> _INSTRUCTIONS FOR THE TASK_
Produce an exact copy of all the data below, dropping every image.

> _DATA FOR THIS TASK_
▬▬▬
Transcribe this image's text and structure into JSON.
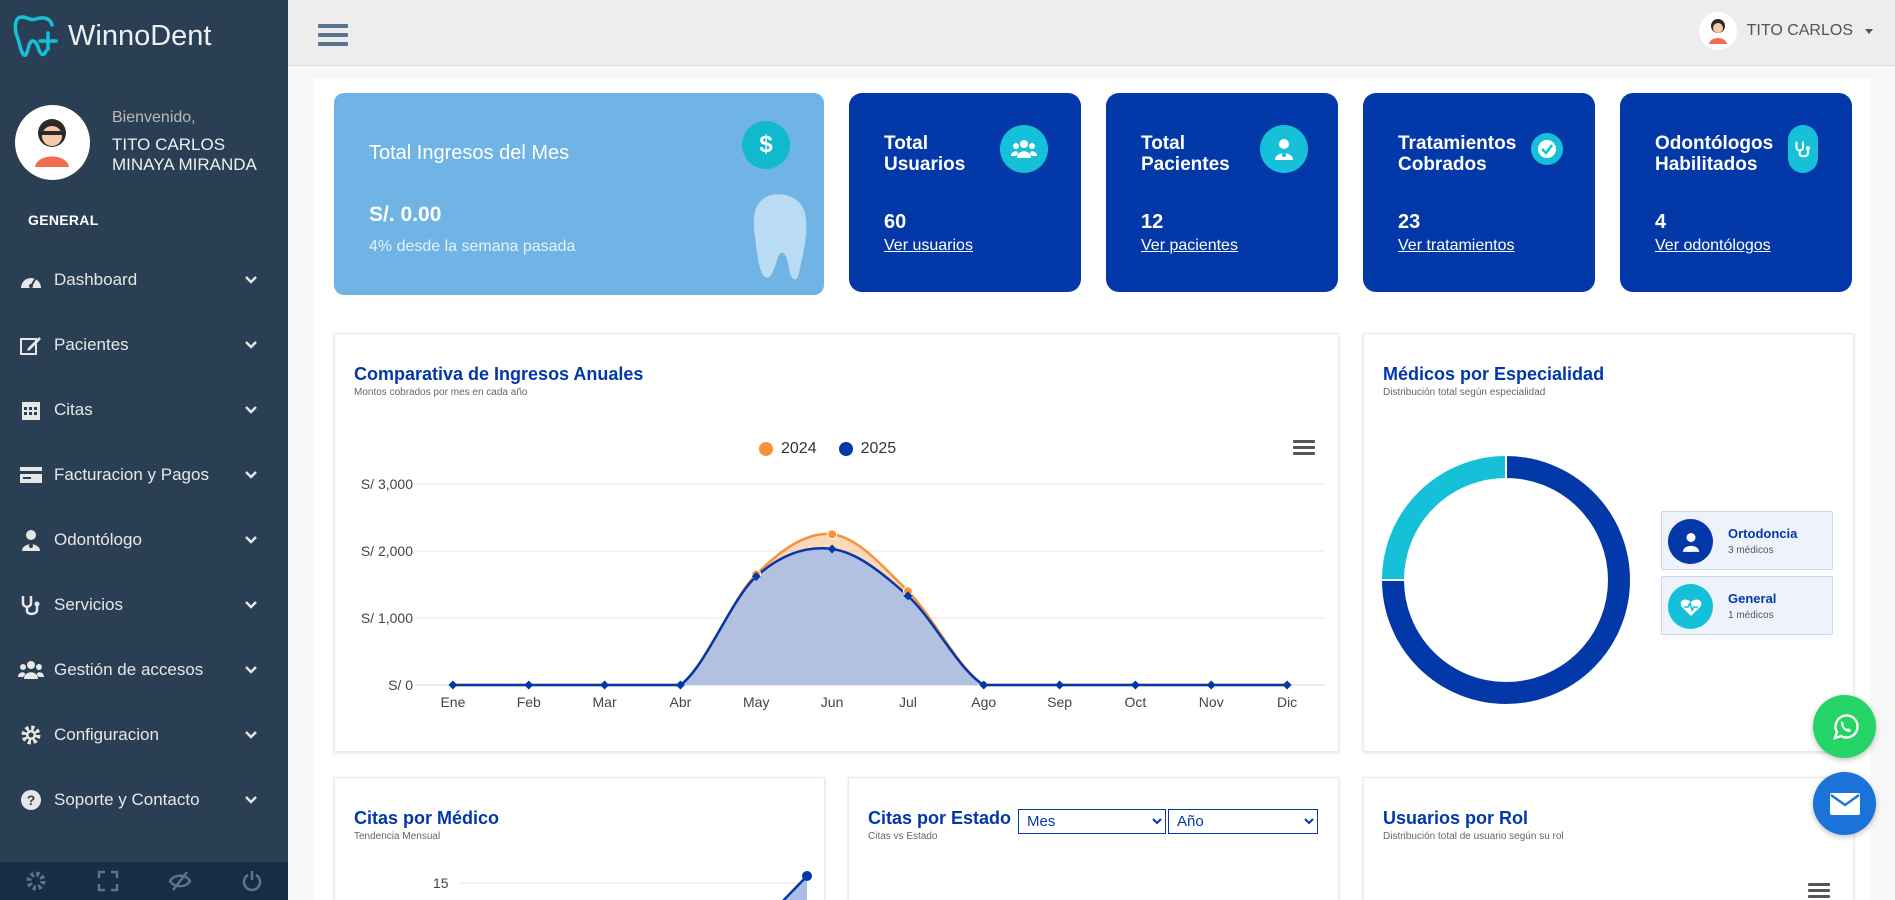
{
  "app": {
    "brand": "WinnoDent"
  },
  "profile": {
    "welcome": "Bienvenido,",
    "name_line1": "TITO CARLOS",
    "name_line2": "MINAYA MIRANDA"
  },
  "sidebar": {
    "section": "GENERAL",
    "items": [
      {
        "label": "Dashboard",
        "icon": "dashboard-icon"
      },
      {
        "label": "Pacientes",
        "icon": "edit-icon"
      },
      {
        "label": "Citas",
        "icon": "calendar-icon"
      },
      {
        "label": "Facturacion y Pagos",
        "icon": "billing-icon"
      },
      {
        "label": "Odontólogo",
        "icon": "doctor-icon"
      },
      {
        "label": "Servicios",
        "icon": "stethoscope-icon"
      },
      {
        "label": "Gestión de accesos",
        "icon": "users-icon"
      },
      {
        "label": "Configuracion",
        "icon": "gear-icon"
      },
      {
        "label": "Soporte y Contacto",
        "icon": "question-icon"
      }
    ]
  },
  "topbar": {
    "user": "TITO CARLOS"
  },
  "kpis": {
    "ingresos": {
      "title": "Total Ingresos del Mes",
      "value": "S/. 0.00",
      "sub": "4% desde la semana pasada",
      "icon": "$"
    },
    "usuarios": {
      "title": "Total Usuarios",
      "value": "60",
      "link": "Ver usuarios"
    },
    "pacientes": {
      "title": "Total Pacientes",
      "value": "12",
      "link": "Ver pacientes"
    },
    "tratamientos": {
      "title": "Tratamientos Cobrados",
      "value": "23",
      "link": "Ver tratamientos"
    },
    "odontologos": {
      "title": "Odontólogos Habilitados",
      "value": "4",
      "link": "Ver odontólogos"
    }
  },
  "ingresos_panel": {
    "title": "Comparativa de Ingresos Anuales",
    "subtitle": "Montos cobrados por mes en cada año"
  },
  "especialidad_panel": {
    "title": "Médicos por Especialidad",
    "subtitle": "Distribución total según especialidad"
  },
  "citas_medico_panel": {
    "title": "Citas por Médico",
    "subtitle": "Tendencia Mensual",
    "tick_15": "15"
  },
  "citas_estado_panel": {
    "title": "Citas por Estado",
    "subtitle": "Citas vs Estado",
    "mes": "Mes",
    "anio": "Año"
  },
  "usuarios_rol_panel": {
    "title": "Usuarios por Rol",
    "subtitle": "Distribución total de usuario según su rol"
  },
  "colors": {
    "sidebar": "#2a3f54",
    "primary": "#0338a8",
    "accent": "#16c0d9",
    "series2024": "#f7923a",
    "series2025": "#0338a8"
  },
  "chart_data": [
    {
      "type": "area",
      "x": [
        "Ene",
        "Feb",
        "Mar",
        "Abr",
        "May",
        "Jun",
        "Jul",
        "Ago",
        "Sep",
        "Oct",
        "Nov",
        "Dic"
      ],
      "series": [
        {
          "name": "2024",
          "values": [
            0,
            0,
            0,
            0,
            1650,
            2250,
            1400,
            0,
            0,
            0,
            0,
            0
          ]
        },
        {
          "name": "2025",
          "values": [
            0,
            0,
            0,
            0,
            1620,
            2030,
            1330,
            0,
            0,
            0,
            0,
            0
          ]
        }
      ],
      "yticks": [
        "S/ 0",
        "S/ 1,000",
        "S/ 2,000",
        "S/ 3,000"
      ],
      "ylim": [
        0,
        3000
      ],
      "legend": "top-center",
      "grid": true
    },
    {
      "type": "pie",
      "categories": [
        "Ortodoncia",
        "General"
      ],
      "values": [
        3,
        1
      ],
      "counts": [
        "3 médicos",
        "1 médicos"
      ],
      "colors": [
        "#0338a8",
        "#16c0d9"
      ]
    }
  ]
}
▬▬▬
> _EXERCISE RESULT_
Transcribe this image's text and structure into JSON.
{
  "app": {
    "brand": "WinnoDent"
  },
  "profile": {
    "welcome": "Bienvenido,",
    "name_line1": "TITO CARLOS",
    "name_line2": "MINAYA MIRANDA"
  },
  "sidebar": {
    "section": "GENERAL",
    "items": [
      {
        "label": "Dashboard",
        "icon": "dashboard-icon"
      },
      {
        "label": "Pacientes",
        "icon": "edit-icon"
      },
      {
        "label": "Citas",
        "icon": "calendar-icon"
      },
      {
        "label": "Facturacion y Pagos",
        "icon": "billing-icon"
      },
      {
        "label": "Odontólogo",
        "icon": "doctor-icon"
      },
      {
        "label": "Servicios",
        "icon": "stethoscope-icon"
      },
      {
        "label": "Gestión de accesos",
        "icon": "users-icon"
      },
      {
        "label": "Configuracion",
        "icon": "gear-icon"
      },
      {
        "label": "Soporte y Contacto",
        "icon": "question-icon"
      }
    ]
  },
  "topbar": {
    "user": "TITO CARLOS"
  },
  "kpis": {
    "ingresos": {
      "title": "Total Ingresos del Mes",
      "value": "S/. 0.00",
      "sub": "4% desde la semana pasada",
      "icon": "$"
    },
    "usuarios": {
      "title": "Total Usuarios",
      "value": "60",
      "link": "Ver usuarios"
    },
    "pacientes": {
      "title": "Total Pacientes",
      "value": "12",
      "link": "Ver pacientes"
    },
    "tratamientos": {
      "title": "Tratamientos Cobrados",
      "value": "23",
      "link": "Ver tratamientos"
    },
    "odontologos": {
      "title": "Odontólogos Habilitados",
      "value": "4",
      "link": "Ver odontólogos"
    }
  },
  "ingresos_panel": {
    "title": "Comparativa de Ingresos Anuales",
    "subtitle": "Montos cobrados por mes en cada año"
  },
  "especialidad_panel": {
    "title": "Médicos por Especialidad",
    "subtitle": "Distribución total según especialidad"
  },
  "citas_medico_panel": {
    "title": "Citas por Médico",
    "subtitle": "Tendencia Mensual",
    "tick_15": "15"
  },
  "citas_estado_panel": {
    "title": "Citas por Estado",
    "subtitle": "Citas vs Estado",
    "mes": "Mes",
    "anio": "Año"
  },
  "usuarios_rol_panel": {
    "title": "Usuarios por Rol",
    "subtitle": "Distribución total de usuario según su rol"
  },
  "colors": {
    "sidebar": "#2a3f54",
    "primary": "#0338a8",
    "accent": "#16c0d9",
    "series2024": "#f7923a",
    "series2025": "#0338a8"
  },
  "chart_data": [
    {
      "type": "area",
      "x": [
        "Ene",
        "Feb",
        "Mar",
        "Abr",
        "May",
        "Jun",
        "Jul",
        "Ago",
        "Sep",
        "Oct",
        "Nov",
        "Dic"
      ],
      "series": [
        {
          "name": "2024",
          "values": [
            0,
            0,
            0,
            0,
            1650,
            2250,
            1400,
            0,
            0,
            0,
            0,
            0
          ]
        },
        {
          "name": "2025",
          "values": [
            0,
            0,
            0,
            0,
            1620,
            2030,
            1330,
            0,
            0,
            0,
            0,
            0
          ]
        }
      ],
      "yticks": [
        "S/ 0",
        "S/ 1,000",
        "S/ 2,000",
        "S/ 3,000"
      ],
      "ylim": [
        0,
        3000
      ],
      "legend": "top-center",
      "grid": true
    },
    {
      "type": "pie",
      "categories": [
        "Ortodoncia",
        "General"
      ],
      "values": [
        3,
        1
      ],
      "counts": [
        "3 médicos",
        "1 médicos"
      ],
      "colors": [
        "#0338a8",
        "#16c0d9"
      ]
    }
  ]
}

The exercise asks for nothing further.